TASK REQUIREMENTS =
Can all of these lines be returned exactly?
## start DATA FOR THIS TASK
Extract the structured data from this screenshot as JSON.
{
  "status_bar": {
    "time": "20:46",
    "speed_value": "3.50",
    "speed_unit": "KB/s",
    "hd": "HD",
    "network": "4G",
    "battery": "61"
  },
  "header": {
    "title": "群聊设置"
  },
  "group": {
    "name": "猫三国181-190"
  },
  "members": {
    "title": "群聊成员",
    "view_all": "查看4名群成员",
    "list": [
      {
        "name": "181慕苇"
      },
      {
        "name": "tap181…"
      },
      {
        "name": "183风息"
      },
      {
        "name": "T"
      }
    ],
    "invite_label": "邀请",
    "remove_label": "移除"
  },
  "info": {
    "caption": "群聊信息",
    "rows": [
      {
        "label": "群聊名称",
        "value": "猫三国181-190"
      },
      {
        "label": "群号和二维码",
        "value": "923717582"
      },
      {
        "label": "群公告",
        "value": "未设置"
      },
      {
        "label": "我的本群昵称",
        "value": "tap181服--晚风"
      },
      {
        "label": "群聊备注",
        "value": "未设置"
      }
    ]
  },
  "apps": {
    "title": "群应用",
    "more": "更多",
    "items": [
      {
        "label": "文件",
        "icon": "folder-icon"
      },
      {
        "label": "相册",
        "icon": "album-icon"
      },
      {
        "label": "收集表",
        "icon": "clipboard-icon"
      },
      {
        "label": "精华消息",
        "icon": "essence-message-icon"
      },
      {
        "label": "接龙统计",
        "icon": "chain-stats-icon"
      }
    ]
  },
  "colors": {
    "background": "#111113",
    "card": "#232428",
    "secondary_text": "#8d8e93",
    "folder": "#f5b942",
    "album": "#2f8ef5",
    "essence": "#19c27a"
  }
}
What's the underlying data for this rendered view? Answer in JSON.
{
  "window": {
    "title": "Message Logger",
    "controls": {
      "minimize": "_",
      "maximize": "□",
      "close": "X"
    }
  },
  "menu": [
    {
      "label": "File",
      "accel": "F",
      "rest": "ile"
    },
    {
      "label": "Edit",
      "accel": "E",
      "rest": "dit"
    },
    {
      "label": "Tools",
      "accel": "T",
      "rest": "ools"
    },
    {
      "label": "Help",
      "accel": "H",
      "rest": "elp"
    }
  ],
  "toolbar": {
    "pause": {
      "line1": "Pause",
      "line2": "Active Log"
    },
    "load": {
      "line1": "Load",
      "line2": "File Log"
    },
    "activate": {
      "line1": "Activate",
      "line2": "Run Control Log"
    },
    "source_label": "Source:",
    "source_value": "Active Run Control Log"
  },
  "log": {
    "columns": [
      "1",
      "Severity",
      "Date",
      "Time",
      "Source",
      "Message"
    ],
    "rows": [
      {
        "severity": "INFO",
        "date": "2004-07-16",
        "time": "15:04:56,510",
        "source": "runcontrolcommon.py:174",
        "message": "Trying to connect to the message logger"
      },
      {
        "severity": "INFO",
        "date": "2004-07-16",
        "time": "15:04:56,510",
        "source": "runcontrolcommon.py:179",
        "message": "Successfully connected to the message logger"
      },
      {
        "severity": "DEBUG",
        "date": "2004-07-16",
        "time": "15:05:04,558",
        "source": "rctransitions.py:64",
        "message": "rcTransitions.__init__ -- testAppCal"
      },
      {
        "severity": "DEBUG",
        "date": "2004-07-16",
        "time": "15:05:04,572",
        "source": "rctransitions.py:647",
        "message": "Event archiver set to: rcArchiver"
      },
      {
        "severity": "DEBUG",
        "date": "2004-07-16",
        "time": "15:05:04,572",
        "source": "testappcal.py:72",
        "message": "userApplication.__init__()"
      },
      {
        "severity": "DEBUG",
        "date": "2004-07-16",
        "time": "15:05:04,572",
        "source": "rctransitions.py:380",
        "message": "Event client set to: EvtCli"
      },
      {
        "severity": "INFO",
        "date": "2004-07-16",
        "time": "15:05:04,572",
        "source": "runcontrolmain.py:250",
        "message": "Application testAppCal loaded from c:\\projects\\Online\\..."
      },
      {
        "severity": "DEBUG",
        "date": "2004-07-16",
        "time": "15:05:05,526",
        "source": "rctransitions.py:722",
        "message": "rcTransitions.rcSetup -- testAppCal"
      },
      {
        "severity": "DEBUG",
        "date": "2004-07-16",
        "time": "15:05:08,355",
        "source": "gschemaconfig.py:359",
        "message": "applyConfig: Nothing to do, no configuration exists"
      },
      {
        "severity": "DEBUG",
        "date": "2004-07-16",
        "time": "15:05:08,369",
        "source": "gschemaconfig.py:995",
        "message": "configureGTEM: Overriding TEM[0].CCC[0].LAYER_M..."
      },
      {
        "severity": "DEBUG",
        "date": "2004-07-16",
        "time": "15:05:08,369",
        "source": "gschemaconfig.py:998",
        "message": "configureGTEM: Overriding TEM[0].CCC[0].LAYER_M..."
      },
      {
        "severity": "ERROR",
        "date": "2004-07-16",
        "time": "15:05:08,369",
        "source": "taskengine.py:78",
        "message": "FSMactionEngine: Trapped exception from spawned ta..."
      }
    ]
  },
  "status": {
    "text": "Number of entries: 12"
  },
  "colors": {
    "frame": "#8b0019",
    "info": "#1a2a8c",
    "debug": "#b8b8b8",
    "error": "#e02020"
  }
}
## end DATA FOR THIS TASK
REPLY =
Extract the structured data from this screenshot as JSON.
{
  "status_bar": {
    "time": "20:46",
    "speed_value": "3.50",
    "speed_unit": "KB/s",
    "hd": "HD",
    "network": "4G",
    "battery": "61"
  },
  "header": {
    "title": "群聊设置"
  },
  "group": {
    "name": "猫三国181-190"
  },
  "members": {
    "title": "群聊成员",
    "view_all": "查看4名群成员",
    "list": [
      {
        "name": "181慕苇"
      },
      {
        "name": "tap181…"
      },
      {
        "name": "183风息"
      },
      {
        "name": "T"
      }
    ],
    "invite_label": "邀请",
    "remove_label": "移除"
  },
  "info": {
    "caption": "群聊信息",
    "rows": [
      {
        "label": "群聊名称",
        "value": "猫三国181-190"
      },
      {
        "label": "群号和二维码",
        "value": "923717582"
      },
      {
        "label": "群公告",
        "value": "未设置"
      },
      {
        "label": "我的本群昵称",
        "value": "tap181服--晚风"
      },
      {
        "label": "群聊备注",
        "value": "未设置"
      }
    ]
  },
  "apps": {
    "title": "群应用",
    "more": "更多",
    "items": [
      {
        "label": "文件",
        "icon": "folder-icon"
      },
      {
        "label": "相册",
        "icon": "album-icon"
      },
      {
        "label": "收集表",
        "icon": "clipboard-icon"
      },
      {
        "label": "精华消息",
        "icon": "essence-message-icon"
      },
      {
        "label": "接龙统计",
        "icon": "chain-stats-icon"
      }
    ]
  },
  "colors": {
    "background": "#111113",
    "card": "#232428",
    "secondary_text": "#8d8e93",
    "folder": "#f5b942",
    "album": "#2f8ef5",
    "essence": "#19c27a"
  }
}
What's the underlying data for this rendered view? Answer in JSON.
{
  "window": {
    "title": "Message Logger",
    "controls": {
      "minimize": "_",
      "maximize": "□",
      "close": "X"
    }
  },
  "menu": [
    {
      "label": "File",
      "accel": "F",
      "rest": "ile"
    },
    {
      "label": "Edit",
      "accel": "E",
      "rest": "dit"
    },
    {
      "label": "Tools",
      "accel": "T",
      "rest": "ools"
    },
    {
      "label": "Help",
      "accel": "H",
      "rest": "elp"
    }
  ],
  "toolbar": {
    "pause": {
      "line1": "Pause",
      "line2": "Active Log"
    },
    "load": {
      "line1": "Load",
      "line2": "File Log"
    },
    "activate": {
      "line1": "Activate",
      "line2": "Run Control Log"
    },
    "source_label": "Source:",
    "source_value": "Active Run Control Log"
  },
  "log": {
    "columns": [
      "1",
      "Severity",
      "Date",
      "Time",
      "Source",
      "Message"
    ],
    "rows": [
      {
        "severity": "INFO",
        "date": "2004-07-16",
        "time": "15:04:56,510",
        "source": "runcontrolcommon.py:174",
        "message": "Trying to connect to the message logger"
      },
      {
        "severity": "INFO",
        "date": "2004-07-16",
        "time": "15:04:56,510",
        "source": "runcontrolcommon.py:179",
        "message": "Successfully connected to the message logger"
      },
      {
        "severity": "DEBUG",
        "date": "2004-07-16",
        "time": "15:05:04,558",
        "source": "rctransitions.py:64",
        "message": "rcTransitions.__init__ -- testAppCal"
      },
      {
        "severity": "DEBUG",
        "date": "2004-07-16",
        "time": "15:05:04,572",
        "source": "rctransitions.py:647",
        "message": "Event archiver set to: rcArchiver"
      },
      {
        "severity": "DEBUG",
        "date": "2004-07-16",
        "time": "15:05:04,572",
        "source": "testappcal.py:72",
        "message": "userApplication.__init__()"
      },
      {
        "severity": "DEBUG",
        "date": "2004-07-16",
        "time": "15:05:04,572",
        "source": "rctransitions.py:380",
        "message": "Event client set to: EvtCli"
      },
      {
        "severity": "INFO",
        "date": "2004-07-16",
        "time": "15:05:04,572",
        "source": "runcontrolmain.py:250",
        "message": "Application testAppCal loaded from c:\\projects\\Online\\..."
      },
      {
        "severity": "DEBUG",
        "date": "2004-07-16",
        "time": "15:05:05,526",
        "source": "rctransitions.py:722",
        "message": "rcTransitions.rcSetup -- testAppCal"
      },
      {
        "severity": "DEBUG",
        "date": "2004-07-16",
        "time": "15:05:08,355",
        "source": "gschemaconfig.py:359",
        "message": "applyConfig: Nothing to do, no configuration exists"
      },
      {
        "severity": "DEBUG",
        "date": "2004-07-16",
        "time": "15:05:08,369",
        "source": "gschemaconfig.py:995",
        "message": "configureGTEM: Overriding TEM[0].CCC[0].LAYER_M..."
      },
      {
        "severity": "DEBUG",
        "date": "2004-07-16",
        "time": "15:05:08,369",
        "source": "gschemaconfig.py:998",
        "message": "configureGTEM: Overriding TEM[0].CCC[0].LAYER_M..."
      },
      {
        "severity": "ERROR",
        "date": "2004-07-16",
        "time": "15:05:08,369",
        "source": "taskengine.py:78",
        "message": "FSMactionEngine: Trapped exception from spawned ta..."
      }
    ]
  },
  "status": {
    "text": "Number of entries: 12"
  },
  "colors": {
    "frame": "#8b0019",
    "info": "#1a2a8c",
    "debug": "#b8b8b8",
    "error": "#e02020"
  }
}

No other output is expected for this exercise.